▶ To do: The entries need to be copied exactly.
☆ ☆ ☆ ☆ ☆
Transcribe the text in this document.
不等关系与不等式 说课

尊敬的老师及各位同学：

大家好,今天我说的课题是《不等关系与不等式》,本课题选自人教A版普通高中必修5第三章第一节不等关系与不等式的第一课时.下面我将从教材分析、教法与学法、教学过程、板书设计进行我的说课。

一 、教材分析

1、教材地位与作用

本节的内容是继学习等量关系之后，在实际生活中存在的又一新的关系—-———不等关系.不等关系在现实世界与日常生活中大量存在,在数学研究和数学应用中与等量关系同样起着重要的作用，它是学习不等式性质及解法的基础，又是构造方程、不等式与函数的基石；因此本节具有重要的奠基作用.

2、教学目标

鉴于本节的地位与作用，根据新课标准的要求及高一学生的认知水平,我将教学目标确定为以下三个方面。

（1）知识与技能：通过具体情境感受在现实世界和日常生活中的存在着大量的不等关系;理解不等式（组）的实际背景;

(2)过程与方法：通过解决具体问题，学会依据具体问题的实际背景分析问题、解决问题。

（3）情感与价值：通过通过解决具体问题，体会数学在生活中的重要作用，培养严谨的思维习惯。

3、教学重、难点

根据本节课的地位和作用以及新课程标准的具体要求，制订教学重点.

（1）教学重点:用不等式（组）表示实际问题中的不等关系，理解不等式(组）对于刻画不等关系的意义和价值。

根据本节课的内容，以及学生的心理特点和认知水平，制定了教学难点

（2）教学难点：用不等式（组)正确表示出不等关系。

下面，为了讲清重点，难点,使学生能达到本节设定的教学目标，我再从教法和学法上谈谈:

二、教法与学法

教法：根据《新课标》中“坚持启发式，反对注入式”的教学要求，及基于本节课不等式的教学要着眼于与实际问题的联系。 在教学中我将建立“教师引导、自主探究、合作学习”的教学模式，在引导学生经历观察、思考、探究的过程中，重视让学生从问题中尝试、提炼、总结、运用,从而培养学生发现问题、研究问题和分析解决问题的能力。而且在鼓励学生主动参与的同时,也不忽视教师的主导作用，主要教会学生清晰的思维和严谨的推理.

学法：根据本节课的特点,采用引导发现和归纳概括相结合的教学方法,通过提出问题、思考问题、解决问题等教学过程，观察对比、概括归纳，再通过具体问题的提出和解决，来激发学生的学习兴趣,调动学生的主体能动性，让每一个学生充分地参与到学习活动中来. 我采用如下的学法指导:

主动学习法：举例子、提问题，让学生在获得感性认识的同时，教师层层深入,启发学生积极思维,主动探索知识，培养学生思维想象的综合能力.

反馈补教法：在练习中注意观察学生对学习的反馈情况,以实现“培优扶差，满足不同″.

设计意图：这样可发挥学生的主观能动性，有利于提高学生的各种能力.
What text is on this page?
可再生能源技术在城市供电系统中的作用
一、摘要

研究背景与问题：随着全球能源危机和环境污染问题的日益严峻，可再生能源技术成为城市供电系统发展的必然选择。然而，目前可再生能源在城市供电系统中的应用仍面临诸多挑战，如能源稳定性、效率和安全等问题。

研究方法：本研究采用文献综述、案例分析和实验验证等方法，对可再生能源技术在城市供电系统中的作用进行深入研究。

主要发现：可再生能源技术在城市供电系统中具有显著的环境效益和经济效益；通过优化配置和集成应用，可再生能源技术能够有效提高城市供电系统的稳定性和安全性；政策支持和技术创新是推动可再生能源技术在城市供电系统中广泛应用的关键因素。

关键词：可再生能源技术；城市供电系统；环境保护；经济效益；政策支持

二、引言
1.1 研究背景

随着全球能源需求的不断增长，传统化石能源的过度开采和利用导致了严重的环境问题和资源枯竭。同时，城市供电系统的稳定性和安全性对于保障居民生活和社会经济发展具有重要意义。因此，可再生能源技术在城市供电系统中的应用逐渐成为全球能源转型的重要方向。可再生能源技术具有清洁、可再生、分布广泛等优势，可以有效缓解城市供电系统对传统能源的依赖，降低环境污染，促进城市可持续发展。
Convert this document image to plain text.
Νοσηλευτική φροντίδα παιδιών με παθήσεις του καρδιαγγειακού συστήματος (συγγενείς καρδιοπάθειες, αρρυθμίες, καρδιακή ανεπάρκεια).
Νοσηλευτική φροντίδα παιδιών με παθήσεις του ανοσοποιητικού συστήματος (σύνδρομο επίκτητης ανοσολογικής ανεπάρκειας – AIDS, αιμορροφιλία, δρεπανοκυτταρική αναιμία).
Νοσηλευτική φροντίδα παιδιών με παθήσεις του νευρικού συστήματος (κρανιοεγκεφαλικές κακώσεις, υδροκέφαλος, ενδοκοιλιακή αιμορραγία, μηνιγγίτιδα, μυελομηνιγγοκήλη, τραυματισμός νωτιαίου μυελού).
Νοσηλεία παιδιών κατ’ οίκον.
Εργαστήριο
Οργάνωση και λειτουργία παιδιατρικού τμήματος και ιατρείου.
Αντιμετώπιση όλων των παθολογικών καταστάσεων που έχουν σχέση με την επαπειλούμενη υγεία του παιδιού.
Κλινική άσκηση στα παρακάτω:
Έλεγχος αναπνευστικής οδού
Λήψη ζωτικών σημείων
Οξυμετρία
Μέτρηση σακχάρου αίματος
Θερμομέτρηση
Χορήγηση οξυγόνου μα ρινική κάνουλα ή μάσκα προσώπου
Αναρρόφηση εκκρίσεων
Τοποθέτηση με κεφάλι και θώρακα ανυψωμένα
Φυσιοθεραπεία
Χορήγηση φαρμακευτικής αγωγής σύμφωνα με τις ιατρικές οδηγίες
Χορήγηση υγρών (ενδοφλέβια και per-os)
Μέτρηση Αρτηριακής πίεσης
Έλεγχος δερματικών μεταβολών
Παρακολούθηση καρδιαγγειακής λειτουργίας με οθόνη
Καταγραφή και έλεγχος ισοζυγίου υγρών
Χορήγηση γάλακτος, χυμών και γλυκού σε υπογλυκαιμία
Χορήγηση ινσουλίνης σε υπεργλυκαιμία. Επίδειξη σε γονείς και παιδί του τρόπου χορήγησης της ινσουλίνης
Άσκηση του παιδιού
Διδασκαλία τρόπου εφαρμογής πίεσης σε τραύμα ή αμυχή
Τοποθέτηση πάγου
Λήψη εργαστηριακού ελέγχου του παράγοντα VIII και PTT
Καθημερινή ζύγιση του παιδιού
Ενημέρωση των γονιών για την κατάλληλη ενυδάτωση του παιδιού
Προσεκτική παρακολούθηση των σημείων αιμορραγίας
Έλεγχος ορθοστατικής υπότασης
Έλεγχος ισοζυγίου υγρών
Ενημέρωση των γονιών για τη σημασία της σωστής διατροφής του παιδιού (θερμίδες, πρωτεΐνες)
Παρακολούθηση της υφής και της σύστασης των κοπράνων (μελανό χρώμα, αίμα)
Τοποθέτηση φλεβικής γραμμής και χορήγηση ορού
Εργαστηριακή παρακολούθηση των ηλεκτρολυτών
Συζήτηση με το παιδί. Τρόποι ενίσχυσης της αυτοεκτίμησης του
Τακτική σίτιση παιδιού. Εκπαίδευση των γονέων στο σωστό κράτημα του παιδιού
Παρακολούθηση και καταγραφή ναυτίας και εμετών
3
☆ ☆ ☆ ☆ ☆
▶ In response:
Transcribe the text in this document.
不等关系与不等式 说课

尊敬的老师及各位同学：

大家好,今天我说的课题是《不等关系与不等式》,本课题选自人教A版普通高中必修5第三章第一节不等关系与不等式的第一课时.下面我将从教材分析、教法与学法、教学过程、板书设计进行我的说课。

一 、教材分析

1、教材地位与作用

本节的内容是继学习等量关系之后，在实际生活中存在的又一新的关系—-———不等关系.不等关系在现实世界与日常生活中大量存在,在数学研究和数学应用中与等量关系同样起着重要的作用，它是学习不等式性质及解法的基础，又是构造方程、不等式与函数的基石；因此本节具有重要的奠基作用.

2、教学目标

鉴于本节的地位与作用，根据新课标准的要求及高一学生的认知水平,我将教学目标确定为以下三个方面。

（1）知识与技能：通过具体情境感受在现实世界和日常生活中的存在着大量的不等关系;理解不等式（组）的实际背景;

(2)过程与方法：通过解决具体问题，学会依据具体问题的实际背景分析问题、解决问题。

（3）情感与价值：通过通过解决具体问题，体会数学在生活中的重要作用，培养严谨的思维习惯。

3、教学重、难点

根据本节课的地位和作用以及新课程标准的具体要求，制订教学重点.

（1）教学重点:用不等式（组）表示实际问题中的不等关系，理解不等式(组）对于刻画不等关系的意义和价值。

根据本节课的内容，以及学生的心理特点和认知水平，制定了教学难点

（2）教学难点：用不等式（组)正确表示出不等关系。

下面，为了讲清重点，难点,使学生能达到本节设定的教学目标，我再从教法和学法上谈谈:

二、教法与学法

教法：根据《新课标》中“坚持启发式，反对注入式”的教学要求，及基于本节课不等式的教学要着眼于与实际问题的联系。 在教学中我将建立“教师引导、自主探究、合作学习”的教学模式，在引导学生经历观察、思考、探究的过程中，重视让学生从问题中尝试、提炼、总结、运用,从而培养学生发现问题、研究问题和分析解决问题的能力。而且在鼓励学生主动参与的同时,也不忽视教师的主导作用，主要教会学生清晰的思维和严谨的推理.

学法：根据本节课的特点,采用引导发现和归纳概括相结合的教学方法,通过提出问题、思考问题、解决问题等教学过程，观察对比、概括归纳，再通过具体问题的提出和解决，来激发学生的学习兴趣,调动学生的主体能动性，让每一个学生充分地参与到学习活动中来. 我采用如下的学法指导:

主动学习法：举例子、提问题，让学生在获得感性认识的同时，教师层层深入,启发学生积极思维,主动探索知识，培养学生思维想象的综合能力.

反馈补教法：在练习中注意观察学生对学习的反馈情况,以实现“培优扶差，满足不同″.

设计意图：这样可发挥学生的主观能动性，有利于提高学生的各种能力.
What text is on this page?
可再生能源技术在城市供电系统中的作用
一、摘要

研究背景与问题：随着全球能源危机和环境污染问题的日益严峻，可再生能源技术成为城市供电系统发展的必然选择。然而，目前可再生能源在城市供电系统中的应用仍面临诸多挑战，如能源稳定性、效率和安全等问题。

研究方法：本研究采用文献综述、案例分析和实验验证等方法，对可再生能源技术在城市供电系统中的作用进行深入研究。

主要发现：可再生能源技术在城市供电系统中具有显著的环境效益和经济效益；通过优化配置和集成应用，可再生能源技术能够有效提高城市供电系统的稳定性和安全性；政策支持和技术创新是推动可再生能源技术在城市供电系统中广泛应用的关键因素。

关键词：可再生能源技术；城市供电系统；环境保护；经济效益；政策支持

二、引言
1.1 研究背景

随着全球能源需求的不断增长，传统化石能源的过度开采和利用导致了严重的环境问题和资源枯竭。同时，城市供电系统的稳定性和安全性对于保障居民生活和社会经济发展具有重要意义。因此，可再生能源技术在城市供电系统中的应用逐渐成为全球能源转型的重要方向。可再生能源技术具有清洁、可再生、分布广泛等优势，可以有效缓解城市供电系统对传统能源的依赖，降低环境污染，促进城市可持续发展。
Convert this document image to plain text.
Νοσηλευτική φροντίδα παιδιών με παθήσεις του καρδιαγγειακού συστήματος (συγγενείς καρδιοπάθειες, αρρυθμίες, καρδιακή ανεπάρκεια).
Νοσηλευτική φροντίδα παιδιών με παθήσεις του ανοσοποιητικού συστήματος (σύνδρομο επίκτητης ανοσολογικής ανεπάρκειας – AIDS, αιμορροφιλία, δρεπανοκυτταρική αναιμία).
Νοσηλευτική φροντίδα παιδιών με παθήσεις του νευρικού συστήματος (κρανιοεγκεφαλικές κακώσεις, υδροκέφαλος, ενδοκοιλιακή αιμορραγία, μηνιγγίτιδα, μυελομηνιγγοκήλη, τραυματισμός νωτιαίου μυελού).
Νοσηλεία παιδιών κατ’ οίκον.
Εργαστήριο
Οργάνωση και λειτουργία παιδιατρικού τμήματος και ιατρείου.
Αντιμετώπιση όλων των παθολογικών καταστάσεων που έχουν σχέση με την επαπειλούμενη υγεία του παιδιού.
Κλινική άσκηση στα παρακάτω:
Έλεγχος αναπνευστικής οδού
Λήψη ζωτικών σημείων
Οξυμετρία
Μέτρηση σακχάρου αίματος
Θερμομέτρηση
Χορήγηση οξυγόνου μα ρινική κάνουλα ή μάσκα προσώπου
Αναρρόφηση εκκρίσεων
Τοποθέτηση με κεφάλι και θώρακα ανυψωμένα
Φυσιοθεραπεία
Χορήγηση φαρμακευτικής αγωγής σύμφωνα με τις ιατρικές οδηγίες
Χορήγηση υγρών (ενδοφλέβια και per-os)
Μέτρηση Αρτηριακής πίεσης
Έλεγχος δερματικών μεταβολών
Παρακολούθηση καρδιαγγειακής λειτουργίας με οθόνη
Καταγραφή και έλεγχος ισοζυγίου υγρών
Χορήγηση γάλακτος, χυμών και γλυκού σε υπογλυκαιμία
Χορήγηση ινσουλίνης σε υπεργλυκαιμία. Επίδειξη σε γονείς και παιδί του τρόπου χορήγησης της ινσουλίνης
Άσκηση του παιδιού
Διδασκαλία τρόπου εφαρμογής πίεσης σε τραύμα ή αμυχή
Τοποθέτηση πάγου
Λήψη εργαστηριακού ελέγχου του παράγοντα VIII και PTT
Καθημερινή ζύγιση του παιδιού
Ενημέρωση των γονιών για την κατάλληλη ενυδάτωση του παιδιού
Προσεκτική παρακολούθηση των σημείων αιμορραγίας
Έλεγχος ορθοστατικής υπότασης
Έλεγχος ισοζυγίου υγρών
Ενημέρωση των γονιών για τη σημασία της σωστής διατροφής του παιδιού (θερμίδες, πρωτεΐνες)
Παρακολούθηση της υφής και της σύστασης των κοπράνων (μελανό χρώμα, αίμα)
Τοποθέτηση φλεβικής γραμμής και χορήγηση ορού
Εργαστηριακή παρακολούθηση των ηλεκτρολυτών
Συζήτηση με το παιδί. Τρόποι ενίσχυσης της αυτοεκτίμησης του
Τακτική σίτιση παιδιού. Εκπαίδευση των γονέων στο σωστό κράτημα του παιδιού
Παρακολούθηση και καταγραφή ναυτίας και εμετών
3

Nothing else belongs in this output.